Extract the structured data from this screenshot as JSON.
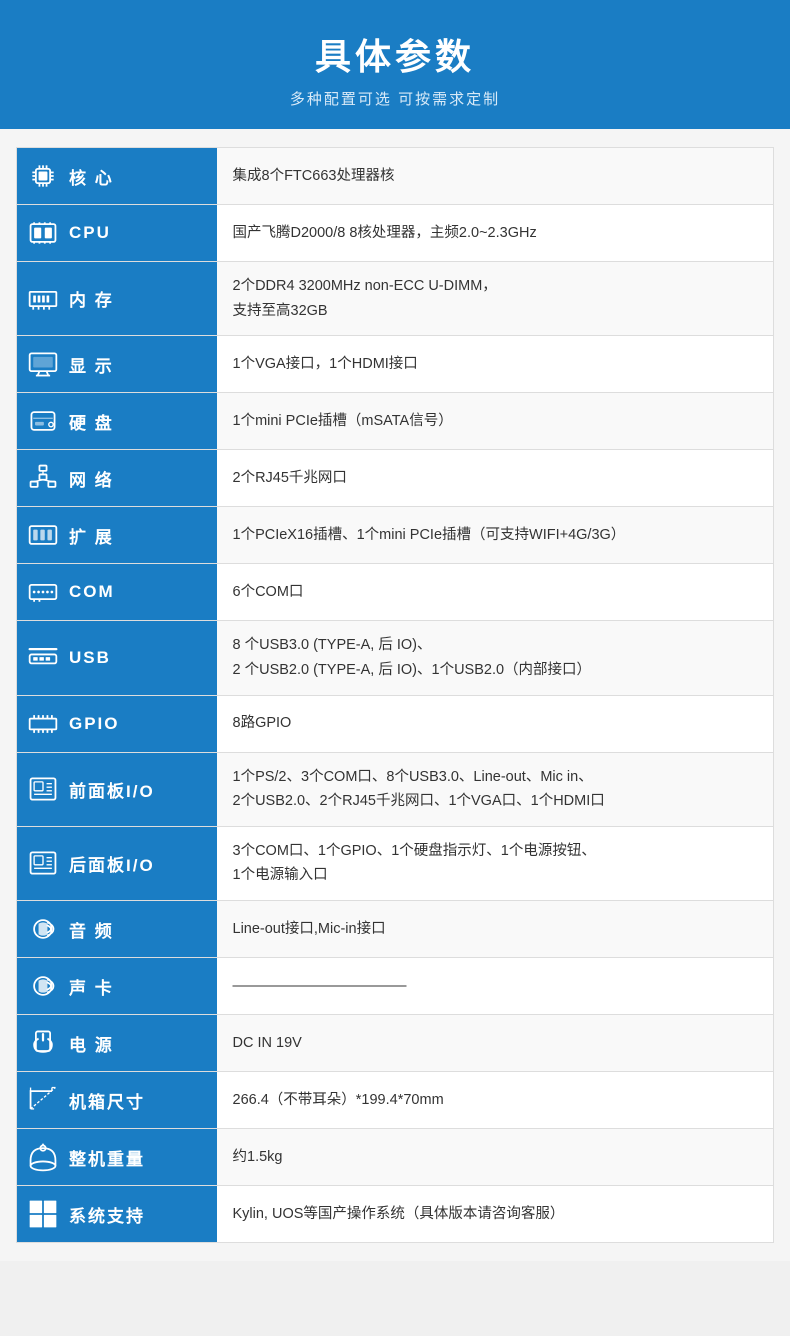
{
  "header": {
    "title": "具体参数",
    "subtitle": "多种配置可选 可按需求定制"
  },
  "rows": [
    {
      "id": "core",
      "icon": "cpu-chip-icon",
      "label": "核 心",
      "value": "集成8个FTC663处理器核"
    },
    {
      "id": "cpu",
      "icon": "cpu-icon",
      "label": "CPU",
      "value": "国产飞腾D2000/8  8核处理器，主频2.0~2.3GHz"
    },
    {
      "id": "memory",
      "icon": "memory-icon",
      "label": "内  存",
      "value": "2个DDR4 3200MHz non-ECC U-DIMM，\n支持至高32GB"
    },
    {
      "id": "display",
      "icon": "display-icon",
      "label": "显 示",
      "value": "1个VGA接口，1个HDMI接口"
    },
    {
      "id": "harddisk",
      "icon": "harddisk-icon",
      "label": "硬 盘",
      "value": "1个mini PCIe插槽（mSATA信号）"
    },
    {
      "id": "network",
      "icon": "network-icon",
      "label": "网 络",
      "value": "2个RJ45千兆网口"
    },
    {
      "id": "expansion",
      "icon": "expansion-icon",
      "label": "扩 展",
      "value": "1个PCIeX16插槽、1个mini PCIe插槽（可支持WIFI+4G/3G）"
    },
    {
      "id": "com",
      "icon": "com-icon",
      "label": "COM",
      "value": "6个COM口"
    },
    {
      "id": "usb",
      "icon": "usb-icon",
      "label": "USB",
      "value": "8 个USB3.0 (TYPE-A, 后 IO)、\n2 个USB2.0 (TYPE-A, 后 IO)、1个USB2.0（内部接口）"
    },
    {
      "id": "gpio",
      "icon": "gpio-icon",
      "label": "GPIO",
      "value": "8路GPIO"
    },
    {
      "id": "front-panel",
      "icon": "panel-icon",
      "label": "前面板I/O",
      "value": "1个PS/2、3个COM口、8个USB3.0、Line-out、Mic in、\n2个USB2.0、2个RJ45千兆网口、1个VGA口、1个HDMI口"
    },
    {
      "id": "rear-panel",
      "icon": "panel-icon",
      "label": "后面板I/O",
      "value": "3个COM口、1个GPIO、1个硬盘指示灯、1个电源按钮、\n1个电源输入口"
    },
    {
      "id": "audio",
      "icon": "audio-icon",
      "label": "音 频",
      "value": "Line-out接口,Mic-in接口"
    },
    {
      "id": "soundcard",
      "icon": "audio-icon",
      "label": "声 卡",
      "value": "————————————"
    },
    {
      "id": "power",
      "icon": "power-icon",
      "label": "电 源",
      "value": "DC IN 19V"
    },
    {
      "id": "dimension",
      "icon": "dimension-icon",
      "label": "机箱尺寸",
      "value": "266.4（不带耳朵）*199.4*70mm"
    },
    {
      "id": "weight",
      "icon": "weight-icon",
      "label": "整机重量",
      "value": "约1.5kg"
    },
    {
      "id": "os",
      "icon": "os-icon",
      "label": "系统支持",
      "value": "Kylin, UOS等国产操作系统（具体版本请咨询客服）"
    }
  ]
}
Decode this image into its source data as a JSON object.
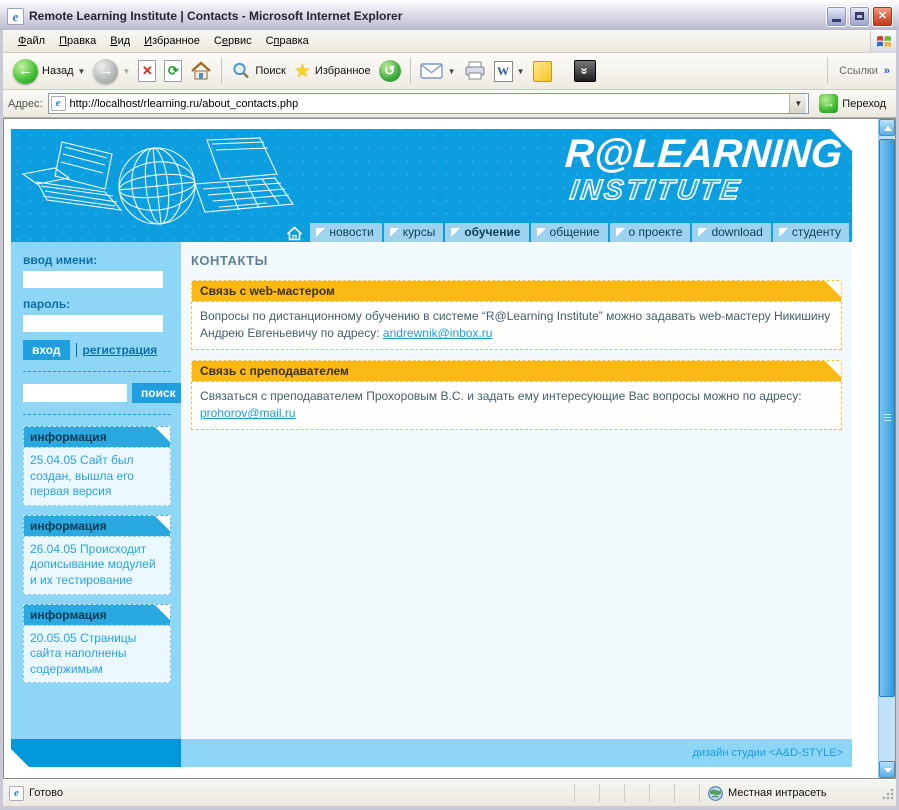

__________

Your objective:
Count the lines in the records above that hold the word "this", and give only that number.

Written answer:
2